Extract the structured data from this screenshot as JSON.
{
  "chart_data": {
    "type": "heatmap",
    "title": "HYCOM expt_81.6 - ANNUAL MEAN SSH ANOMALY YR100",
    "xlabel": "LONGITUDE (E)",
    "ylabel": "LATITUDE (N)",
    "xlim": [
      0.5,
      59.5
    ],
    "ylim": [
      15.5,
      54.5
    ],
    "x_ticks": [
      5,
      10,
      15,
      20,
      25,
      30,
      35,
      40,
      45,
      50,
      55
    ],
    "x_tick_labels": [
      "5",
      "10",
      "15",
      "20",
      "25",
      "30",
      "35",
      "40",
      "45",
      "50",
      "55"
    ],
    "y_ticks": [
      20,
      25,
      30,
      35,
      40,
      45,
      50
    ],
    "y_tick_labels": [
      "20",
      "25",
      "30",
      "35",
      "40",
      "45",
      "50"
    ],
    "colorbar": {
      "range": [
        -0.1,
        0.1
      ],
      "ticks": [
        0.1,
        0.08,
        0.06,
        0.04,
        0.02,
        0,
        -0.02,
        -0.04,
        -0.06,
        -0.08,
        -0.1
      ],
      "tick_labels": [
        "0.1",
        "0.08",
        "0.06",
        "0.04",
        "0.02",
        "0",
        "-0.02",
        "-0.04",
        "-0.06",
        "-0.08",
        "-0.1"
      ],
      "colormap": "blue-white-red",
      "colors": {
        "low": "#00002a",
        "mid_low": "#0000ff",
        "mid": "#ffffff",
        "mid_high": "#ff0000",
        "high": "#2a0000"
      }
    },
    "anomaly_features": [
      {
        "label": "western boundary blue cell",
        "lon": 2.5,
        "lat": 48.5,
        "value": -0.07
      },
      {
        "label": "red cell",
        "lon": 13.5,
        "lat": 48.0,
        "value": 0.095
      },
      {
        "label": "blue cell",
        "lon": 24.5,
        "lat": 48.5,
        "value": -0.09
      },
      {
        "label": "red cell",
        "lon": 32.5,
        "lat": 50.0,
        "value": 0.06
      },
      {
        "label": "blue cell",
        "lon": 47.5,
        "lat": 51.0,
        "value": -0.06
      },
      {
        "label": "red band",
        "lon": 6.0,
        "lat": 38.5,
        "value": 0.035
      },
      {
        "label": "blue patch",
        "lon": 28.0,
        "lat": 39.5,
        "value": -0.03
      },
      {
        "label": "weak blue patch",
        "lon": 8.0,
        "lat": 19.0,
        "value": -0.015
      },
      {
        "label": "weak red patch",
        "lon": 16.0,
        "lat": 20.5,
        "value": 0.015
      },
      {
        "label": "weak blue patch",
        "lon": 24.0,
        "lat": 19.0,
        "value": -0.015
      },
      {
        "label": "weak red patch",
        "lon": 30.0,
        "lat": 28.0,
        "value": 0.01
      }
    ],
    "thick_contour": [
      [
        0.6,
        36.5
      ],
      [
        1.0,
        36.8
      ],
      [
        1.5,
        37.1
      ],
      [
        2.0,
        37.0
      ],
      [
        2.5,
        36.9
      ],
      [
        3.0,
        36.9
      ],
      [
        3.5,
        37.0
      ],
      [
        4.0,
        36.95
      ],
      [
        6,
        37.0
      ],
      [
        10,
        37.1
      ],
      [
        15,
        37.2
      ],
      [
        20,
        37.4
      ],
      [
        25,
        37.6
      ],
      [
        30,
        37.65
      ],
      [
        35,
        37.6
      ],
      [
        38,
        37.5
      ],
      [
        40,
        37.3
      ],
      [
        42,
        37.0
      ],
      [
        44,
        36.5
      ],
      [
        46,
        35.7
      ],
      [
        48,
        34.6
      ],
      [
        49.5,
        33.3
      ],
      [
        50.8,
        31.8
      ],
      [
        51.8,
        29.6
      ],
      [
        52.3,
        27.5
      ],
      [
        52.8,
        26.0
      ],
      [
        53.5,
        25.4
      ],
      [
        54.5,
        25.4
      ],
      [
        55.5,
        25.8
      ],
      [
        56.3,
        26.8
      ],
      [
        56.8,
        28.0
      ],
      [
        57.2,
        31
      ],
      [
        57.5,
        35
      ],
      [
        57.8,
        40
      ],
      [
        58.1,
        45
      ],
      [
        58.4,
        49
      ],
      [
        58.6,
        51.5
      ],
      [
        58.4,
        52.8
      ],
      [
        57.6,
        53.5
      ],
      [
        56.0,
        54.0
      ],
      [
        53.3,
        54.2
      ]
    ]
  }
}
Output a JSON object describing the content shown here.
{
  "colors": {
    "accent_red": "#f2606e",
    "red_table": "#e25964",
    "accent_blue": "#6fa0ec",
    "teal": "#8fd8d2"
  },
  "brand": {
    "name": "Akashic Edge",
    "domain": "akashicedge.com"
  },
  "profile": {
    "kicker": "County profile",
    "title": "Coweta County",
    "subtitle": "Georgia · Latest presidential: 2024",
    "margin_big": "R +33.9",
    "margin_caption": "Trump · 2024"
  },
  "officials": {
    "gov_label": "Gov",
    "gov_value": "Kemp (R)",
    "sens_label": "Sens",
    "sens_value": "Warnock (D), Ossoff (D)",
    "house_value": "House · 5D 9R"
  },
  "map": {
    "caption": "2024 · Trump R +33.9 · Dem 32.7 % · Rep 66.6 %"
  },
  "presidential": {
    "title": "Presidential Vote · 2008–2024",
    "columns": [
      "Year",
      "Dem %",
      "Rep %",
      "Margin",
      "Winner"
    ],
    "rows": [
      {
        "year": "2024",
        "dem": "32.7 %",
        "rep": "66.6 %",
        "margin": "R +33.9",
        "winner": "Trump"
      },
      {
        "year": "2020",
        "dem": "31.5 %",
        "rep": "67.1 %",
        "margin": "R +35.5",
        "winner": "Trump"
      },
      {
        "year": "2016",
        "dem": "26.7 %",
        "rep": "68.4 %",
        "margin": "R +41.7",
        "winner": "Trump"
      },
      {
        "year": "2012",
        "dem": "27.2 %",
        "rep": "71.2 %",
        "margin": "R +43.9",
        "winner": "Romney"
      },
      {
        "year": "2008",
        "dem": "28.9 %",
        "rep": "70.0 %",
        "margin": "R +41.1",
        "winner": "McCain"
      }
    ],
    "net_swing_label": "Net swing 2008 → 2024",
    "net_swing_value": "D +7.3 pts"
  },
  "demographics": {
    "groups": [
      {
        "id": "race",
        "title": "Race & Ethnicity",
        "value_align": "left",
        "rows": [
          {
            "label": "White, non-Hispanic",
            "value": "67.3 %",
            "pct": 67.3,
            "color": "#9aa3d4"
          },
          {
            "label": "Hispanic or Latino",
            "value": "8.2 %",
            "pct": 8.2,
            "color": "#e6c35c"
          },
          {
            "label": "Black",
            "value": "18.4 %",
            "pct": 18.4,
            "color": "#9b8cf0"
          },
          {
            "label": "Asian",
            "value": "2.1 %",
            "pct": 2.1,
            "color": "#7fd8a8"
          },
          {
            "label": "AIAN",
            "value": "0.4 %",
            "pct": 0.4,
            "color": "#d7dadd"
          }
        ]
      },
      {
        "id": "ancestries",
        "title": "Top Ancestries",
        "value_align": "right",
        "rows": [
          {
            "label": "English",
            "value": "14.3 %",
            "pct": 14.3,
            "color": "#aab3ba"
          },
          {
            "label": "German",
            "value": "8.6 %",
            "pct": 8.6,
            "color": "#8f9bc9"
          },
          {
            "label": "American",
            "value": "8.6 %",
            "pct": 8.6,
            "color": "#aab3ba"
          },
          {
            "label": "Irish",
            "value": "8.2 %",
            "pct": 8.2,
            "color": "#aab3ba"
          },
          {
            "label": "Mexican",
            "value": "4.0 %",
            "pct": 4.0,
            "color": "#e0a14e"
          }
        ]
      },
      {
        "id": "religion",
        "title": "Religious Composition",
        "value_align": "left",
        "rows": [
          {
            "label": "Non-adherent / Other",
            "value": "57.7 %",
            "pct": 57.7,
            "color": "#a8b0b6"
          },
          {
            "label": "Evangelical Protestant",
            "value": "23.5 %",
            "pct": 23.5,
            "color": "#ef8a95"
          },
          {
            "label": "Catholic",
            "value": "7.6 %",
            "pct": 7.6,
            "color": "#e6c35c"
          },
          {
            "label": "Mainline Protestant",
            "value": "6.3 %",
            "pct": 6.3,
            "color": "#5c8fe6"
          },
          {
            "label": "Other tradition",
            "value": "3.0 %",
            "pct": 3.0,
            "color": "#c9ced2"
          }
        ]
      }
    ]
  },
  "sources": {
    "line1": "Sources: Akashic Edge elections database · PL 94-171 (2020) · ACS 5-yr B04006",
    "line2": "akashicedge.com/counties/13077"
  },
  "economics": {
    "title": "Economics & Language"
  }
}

• Task directions:
Single out each line of the records above with the string "akashicedge" in it, and copy it.

• Answer to this problem:
    "domain": "akashicedge.com"
    "line2": "akashicedge.com/counties/13077"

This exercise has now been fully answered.